▸ **Data in this exercise**:
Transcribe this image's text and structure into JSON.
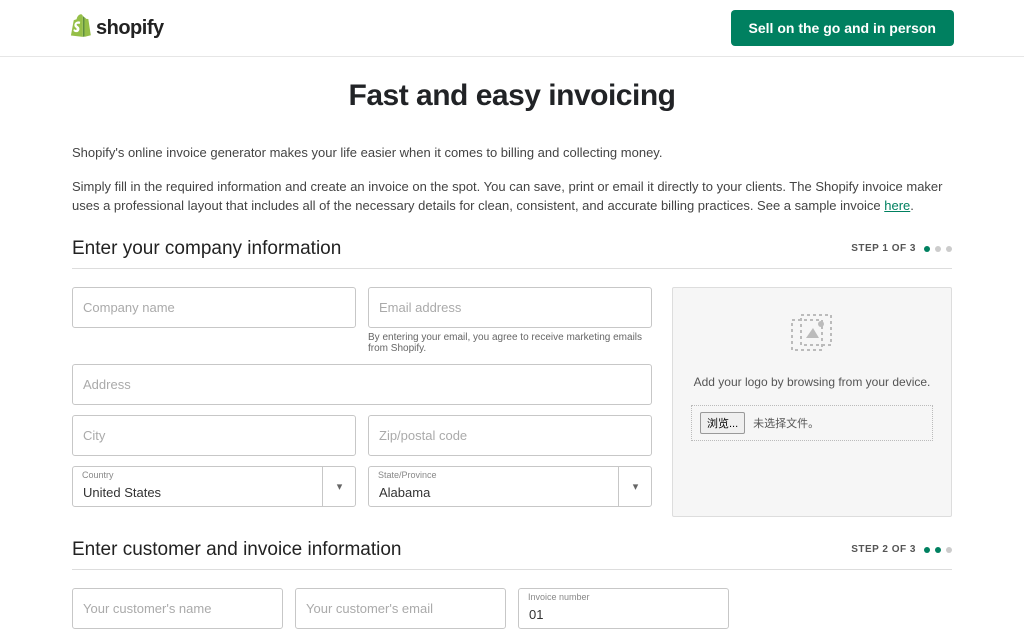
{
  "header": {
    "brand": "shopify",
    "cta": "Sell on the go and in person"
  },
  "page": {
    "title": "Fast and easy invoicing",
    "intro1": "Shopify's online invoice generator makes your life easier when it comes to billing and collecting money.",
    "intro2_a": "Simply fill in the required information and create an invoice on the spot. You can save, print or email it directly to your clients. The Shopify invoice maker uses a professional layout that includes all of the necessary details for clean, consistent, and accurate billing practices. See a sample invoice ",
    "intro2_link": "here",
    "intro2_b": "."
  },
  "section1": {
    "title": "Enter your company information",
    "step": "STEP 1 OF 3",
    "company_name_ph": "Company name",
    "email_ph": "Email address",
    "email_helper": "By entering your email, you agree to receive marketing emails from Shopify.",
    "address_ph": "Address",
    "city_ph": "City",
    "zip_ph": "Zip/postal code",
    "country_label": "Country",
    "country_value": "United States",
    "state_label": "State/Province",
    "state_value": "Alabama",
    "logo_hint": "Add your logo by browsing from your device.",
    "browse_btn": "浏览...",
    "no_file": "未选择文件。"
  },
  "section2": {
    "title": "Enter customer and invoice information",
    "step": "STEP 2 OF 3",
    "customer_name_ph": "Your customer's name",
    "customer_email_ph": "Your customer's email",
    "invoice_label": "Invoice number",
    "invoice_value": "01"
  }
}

▸ **Goal**:
Keep every word of the data as it is when you write it out, but drop the pictures.

▸ **Expected answer**:
Transcribe this image's text and structure into JSON.
{
  "header": {
    "brand": "shopify",
    "cta": "Sell on the go and in person"
  },
  "page": {
    "title": "Fast and easy invoicing",
    "intro1": "Shopify's online invoice generator makes your life easier when it comes to billing and collecting money.",
    "intro2_a": "Simply fill in the required information and create an invoice on the spot. You can save, print or email it directly to your clients. The Shopify invoice maker uses a professional layout that includes all of the necessary details for clean, consistent, and accurate billing practices. See a sample invoice ",
    "intro2_link": "here",
    "intro2_b": "."
  },
  "section1": {
    "title": "Enter your company information",
    "step": "STEP 1 OF 3",
    "company_name_ph": "Company name",
    "email_ph": "Email address",
    "email_helper": "By entering your email, you agree to receive marketing emails from Shopify.",
    "address_ph": "Address",
    "city_ph": "City",
    "zip_ph": "Zip/postal code",
    "country_label": "Country",
    "country_value": "United States",
    "state_label": "State/Province",
    "state_value": "Alabama",
    "logo_hint": "Add your logo by browsing from your device.",
    "browse_btn": "浏览...",
    "no_file": "未选择文件。"
  },
  "section2": {
    "title": "Enter customer and invoice information",
    "step": "STEP 2 OF 3",
    "customer_name_ph": "Your customer's name",
    "customer_email_ph": "Your customer's email",
    "invoice_label": "Invoice number",
    "invoice_value": "01"
  }
}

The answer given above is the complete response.